**GIVEN TASK:** Quote all entries in full, exactly.

::::::::::

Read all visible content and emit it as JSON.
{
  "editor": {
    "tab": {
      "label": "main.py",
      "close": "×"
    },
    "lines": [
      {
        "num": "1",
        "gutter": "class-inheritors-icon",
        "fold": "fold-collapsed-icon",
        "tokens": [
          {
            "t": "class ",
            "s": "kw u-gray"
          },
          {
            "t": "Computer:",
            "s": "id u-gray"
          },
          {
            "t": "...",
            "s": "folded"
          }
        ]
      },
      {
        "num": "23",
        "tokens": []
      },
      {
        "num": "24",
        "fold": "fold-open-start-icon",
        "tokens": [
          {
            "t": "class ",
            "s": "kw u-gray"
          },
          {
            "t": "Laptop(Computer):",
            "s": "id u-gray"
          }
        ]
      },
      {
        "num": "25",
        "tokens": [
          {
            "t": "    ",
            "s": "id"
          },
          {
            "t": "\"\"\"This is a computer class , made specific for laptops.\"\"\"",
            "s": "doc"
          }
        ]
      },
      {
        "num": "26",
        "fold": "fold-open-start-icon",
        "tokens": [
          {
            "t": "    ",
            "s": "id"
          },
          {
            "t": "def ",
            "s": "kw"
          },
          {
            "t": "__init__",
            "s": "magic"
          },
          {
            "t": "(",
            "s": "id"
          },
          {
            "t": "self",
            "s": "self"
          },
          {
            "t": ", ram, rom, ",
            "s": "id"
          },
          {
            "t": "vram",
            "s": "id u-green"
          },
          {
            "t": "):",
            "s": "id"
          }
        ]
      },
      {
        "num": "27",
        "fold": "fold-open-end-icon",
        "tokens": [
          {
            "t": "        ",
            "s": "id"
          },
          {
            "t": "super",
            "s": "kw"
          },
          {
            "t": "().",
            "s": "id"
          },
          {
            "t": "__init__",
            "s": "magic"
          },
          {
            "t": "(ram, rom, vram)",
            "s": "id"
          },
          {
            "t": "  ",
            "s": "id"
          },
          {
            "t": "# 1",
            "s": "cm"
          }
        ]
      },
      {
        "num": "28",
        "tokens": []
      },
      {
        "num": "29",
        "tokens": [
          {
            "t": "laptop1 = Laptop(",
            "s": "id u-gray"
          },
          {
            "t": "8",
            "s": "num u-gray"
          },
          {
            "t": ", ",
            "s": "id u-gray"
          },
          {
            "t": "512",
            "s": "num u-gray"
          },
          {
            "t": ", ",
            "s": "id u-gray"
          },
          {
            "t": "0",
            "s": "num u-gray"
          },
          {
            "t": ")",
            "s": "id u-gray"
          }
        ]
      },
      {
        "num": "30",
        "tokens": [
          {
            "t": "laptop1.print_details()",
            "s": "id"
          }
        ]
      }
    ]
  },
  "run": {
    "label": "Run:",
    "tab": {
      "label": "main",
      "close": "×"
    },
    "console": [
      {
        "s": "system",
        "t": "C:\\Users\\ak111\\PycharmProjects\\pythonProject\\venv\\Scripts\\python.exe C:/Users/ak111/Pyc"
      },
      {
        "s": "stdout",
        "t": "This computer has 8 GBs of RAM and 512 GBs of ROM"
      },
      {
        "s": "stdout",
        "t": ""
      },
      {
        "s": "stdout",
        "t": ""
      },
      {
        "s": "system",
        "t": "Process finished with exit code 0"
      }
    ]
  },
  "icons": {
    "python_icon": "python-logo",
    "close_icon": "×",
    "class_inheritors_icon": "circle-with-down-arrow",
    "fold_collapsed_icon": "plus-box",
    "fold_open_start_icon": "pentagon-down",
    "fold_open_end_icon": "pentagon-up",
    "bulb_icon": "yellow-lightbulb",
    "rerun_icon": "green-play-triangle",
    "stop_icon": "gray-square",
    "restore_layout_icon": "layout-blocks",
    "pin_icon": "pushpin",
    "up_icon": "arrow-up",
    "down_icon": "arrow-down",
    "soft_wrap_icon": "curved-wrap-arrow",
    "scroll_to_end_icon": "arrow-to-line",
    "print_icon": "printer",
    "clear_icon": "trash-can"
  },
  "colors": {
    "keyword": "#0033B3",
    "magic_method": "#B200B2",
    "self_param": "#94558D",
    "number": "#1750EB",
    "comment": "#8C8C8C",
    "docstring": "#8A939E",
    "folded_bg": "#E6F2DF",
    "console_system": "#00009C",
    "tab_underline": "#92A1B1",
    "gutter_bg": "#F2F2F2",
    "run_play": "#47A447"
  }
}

::::::::::

**RESULT OF THE EXERCISE:**
Read all visible content and emit it as JSON.
{
  "editor": {
    "tab": {
      "label": "main.py",
      "close": "×"
    },
    "lines": [
      {
        "num": "1",
        "gutter": "class-inheritors-icon",
        "fold": "fold-collapsed-icon",
        "tokens": [
          {
            "t": "class ",
            "s": "kw u-gray"
          },
          {
            "t": "Computer:",
            "s": "id u-gray"
          },
          {
            "t": "...",
            "s": "folded"
          }
        ]
      },
      {
        "num": "23",
        "tokens": []
      },
      {
        "num": "24",
        "fold": "fold-open-start-icon",
        "tokens": [
          {
            "t": "class ",
            "s": "kw u-gray"
          },
          {
            "t": "Laptop(Computer):",
            "s": "id u-gray"
          }
        ]
      },
      {
        "num": "25",
        "tokens": [
          {
            "t": "    ",
            "s": "id"
          },
          {
            "t": "\"\"\"This is a computer class , made specific for laptops.\"\"\"",
            "s": "doc"
          }
        ]
      },
      {
        "num": "26",
        "fold": "fold-open-start-icon",
        "tokens": [
          {
            "t": "    ",
            "s": "id"
          },
          {
            "t": "def ",
            "s": "kw"
          },
          {
            "t": "__init__",
            "s": "magic"
          },
          {
            "t": "(",
            "s": "id"
          },
          {
            "t": "self",
            "s": "self"
          },
          {
            "t": ", ram, rom, ",
            "s": "id"
          },
          {
            "t": "vram",
            "s": "id u-green"
          },
          {
            "t": "):",
            "s": "id"
          }
        ]
      },
      {
        "num": "27",
        "fold": "fold-open-end-icon",
        "tokens": [
          {
            "t": "        ",
            "s": "id"
          },
          {
            "t": "super",
            "s": "kw"
          },
          {
            "t": "().",
            "s": "id"
          },
          {
            "t": "__init__",
            "s": "magic"
          },
          {
            "t": "(ram, rom, vram)",
            "s": "id"
          },
          {
            "t": "  ",
            "s": "id"
          },
          {
            "t": "# 1",
            "s": "cm"
          }
        ]
      },
      {
        "num": "28",
        "tokens": []
      },
      {
        "num": "29",
        "tokens": [
          {
            "t": "laptop1 = Laptop(",
            "s": "id u-gray"
          },
          {
            "t": "8",
            "s": "num u-gray"
          },
          {
            "t": ", ",
            "s": "id u-gray"
          },
          {
            "t": "512",
            "s": "num u-gray"
          },
          {
            "t": ", ",
            "s": "id u-gray"
          },
          {
            "t": "0",
            "s": "num u-gray"
          },
          {
            "t": ")",
            "s": "id u-gray"
          }
        ]
      },
      {
        "num": "30",
        "tokens": [
          {
            "t": "laptop1.print_details()",
            "s": "id"
          }
        ]
      }
    ]
  },
  "run": {
    "label": "Run:",
    "tab": {
      "label": "main",
      "close": "×"
    },
    "console": [
      {
        "s": "system",
        "t": "C:\\Users\\ak111\\PycharmProjects\\pythonProject\\venv\\Scripts\\python.exe C:/Users/ak111/Pyc"
      },
      {
        "s": "stdout",
        "t": "This computer has 8 GBs of RAM and 512 GBs of ROM"
      },
      {
        "s": "stdout",
        "t": ""
      },
      {
        "s": "stdout",
        "t": ""
      },
      {
        "s": "system",
        "t": "Process finished with exit code 0"
      }
    ]
  },
  "icons": {
    "python_icon": "python-logo",
    "close_icon": "×",
    "class_inheritors_icon": "circle-with-down-arrow",
    "fold_collapsed_icon": "plus-box",
    "fold_open_start_icon": "pentagon-down",
    "fold_open_end_icon": "pentagon-up",
    "bulb_icon": "yellow-lightbulb",
    "rerun_icon": "green-play-triangle",
    "stop_icon": "gray-square",
    "restore_layout_icon": "layout-blocks",
    "pin_icon": "pushpin",
    "up_icon": "arrow-up",
    "down_icon": "arrow-down",
    "soft_wrap_icon": "curved-wrap-arrow",
    "scroll_to_end_icon": "arrow-to-line",
    "print_icon": "printer",
    "clear_icon": "trash-can"
  },
  "colors": {
    "keyword": "#0033B3",
    "magic_method": "#B200B2",
    "self_param": "#94558D",
    "number": "#1750EB",
    "comment": "#8C8C8C",
    "docstring": "#8A939E",
    "folded_bg": "#E6F2DF",
    "console_system": "#00009C",
    "tab_underline": "#92A1B1",
    "gutter_bg": "#F2F2F2",
    "run_play": "#47A447"
  }
}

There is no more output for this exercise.